Dataset entries ->
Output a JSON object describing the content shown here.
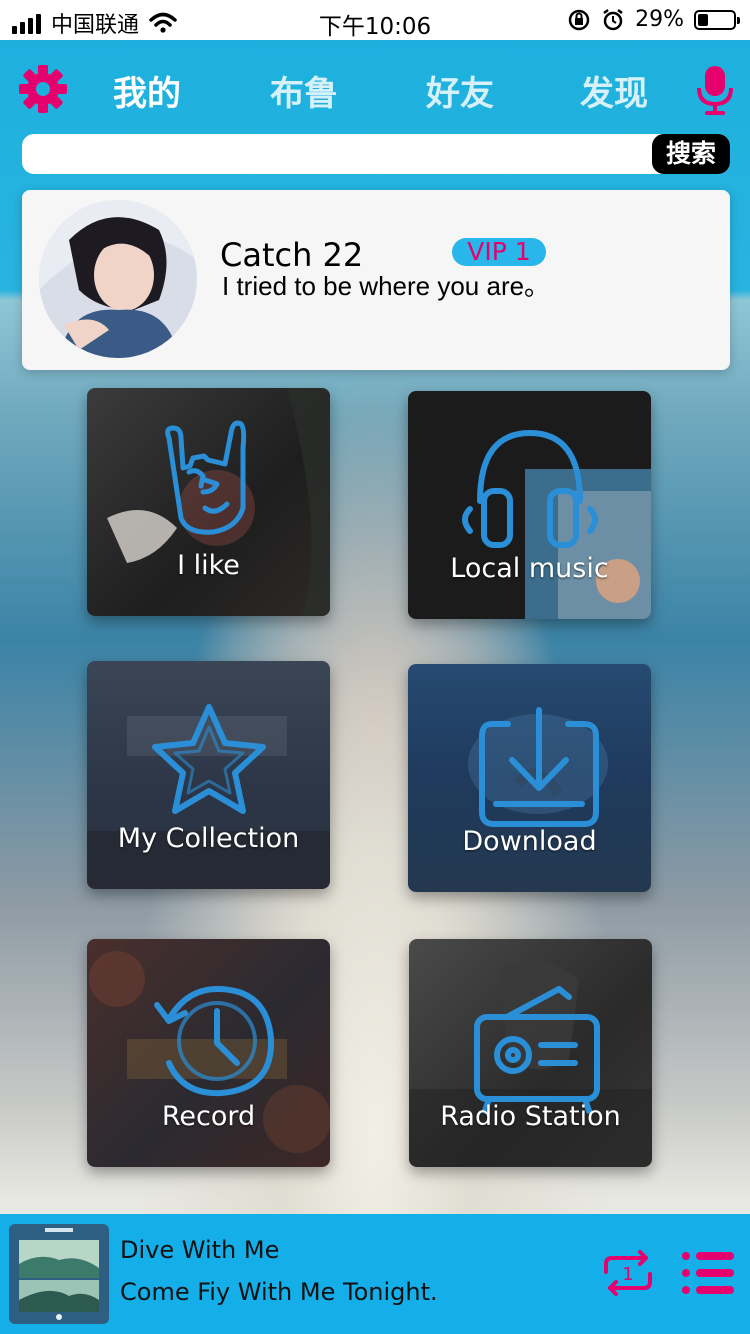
{
  "status": {
    "carrier": "中国联通",
    "time": "下午10:06",
    "battery": "29%",
    "battery_level": 0.29
  },
  "nav": {
    "tabs": [
      {
        "label": "我的",
        "active": true
      },
      {
        "label": "布鲁",
        "active": false
      },
      {
        "label": "好友",
        "active": false
      },
      {
        "label": "发现",
        "active": false
      }
    ],
    "accent": "#e5006e"
  },
  "search": {
    "button_label": "搜索",
    "value": ""
  },
  "profile": {
    "name": "Catch 22",
    "vip": "VIP 1",
    "motto": "I tried to be where you are。"
  },
  "tiles": [
    {
      "label": "I like",
      "icon": "rock-hand-icon"
    },
    {
      "label": "Local music",
      "icon": "headphones-icon"
    },
    {
      "label": "My Collection",
      "icon": "star-icon"
    },
    {
      "label": "Download",
      "icon": "download-icon"
    },
    {
      "label": "Record",
      "icon": "history-clock-icon"
    },
    {
      "label": "Radio Station",
      "icon": "radio-icon"
    }
  ],
  "player": {
    "title": "Dive With Me",
    "subtitle": "Come Fiy With Me Tonight.",
    "loop_count": "1"
  },
  "colors": {
    "header_blue": "#1bb0dd",
    "icon_blue": "#2a8fd6",
    "pink": "#e5006e"
  }
}
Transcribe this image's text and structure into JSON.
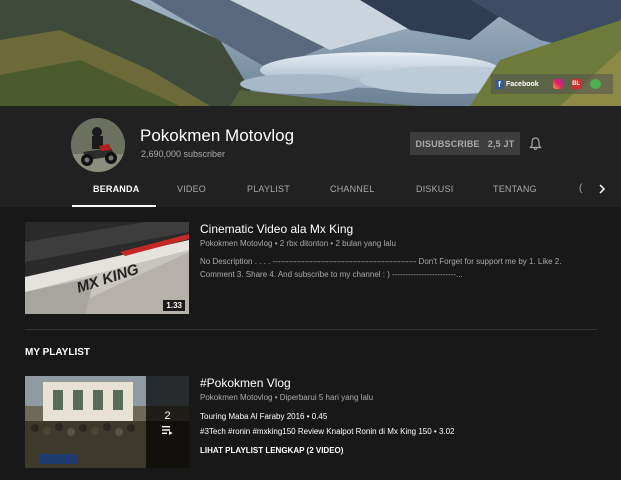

What to do ->
Return each line exactly as written. Any picture gets left out.

Correct result ->
Output a JSON object describing the content shown here.
{
  "status": {
    "carrier": "中国联通",
    "time": "下午10:06",
    "battery": "29%",
    "battery_level": 0.29
  },
  "nav": {
    "tabs": [
      {
        "label": "我的",
        "active": true
      },
      {
        "label": "布鲁",
        "active": false
      },
      {
        "label": "好友",
        "active": false
      },
      {
        "label": "发现",
        "active": false
      }
    ],
    "accent": "#e5006e"
  },
  "search": {
    "button_label": "搜索",
    "value": ""
  },
  "profile": {
    "name": "Catch 22",
    "vip": "VIP 1",
    "motto": "I tried to be where you are。"
  },
  "tiles": [
    {
      "label": "I like",
      "icon": "rock-hand-icon"
    },
    {
      "label": "Local music",
      "icon": "headphones-icon"
    },
    {
      "label": "My Collection",
      "icon": "star-icon"
    },
    {
      "label": "Download",
      "icon": "download-icon"
    },
    {
      "label": "Record",
      "icon": "history-clock-icon"
    },
    {
      "label": "Radio Station",
      "icon": "radio-icon"
    }
  ],
  "player": {
    "title": "Dive With Me",
    "subtitle": "Come Fiy With Me Tonight.",
    "loop_count": "1"
  },
  "colors": {
    "header_blue": "#1bb0dd",
    "icon_blue": "#2a8fd6",
    "pink": "#e5006e"
  }
}
Transcribe this image's text and structure into JSON.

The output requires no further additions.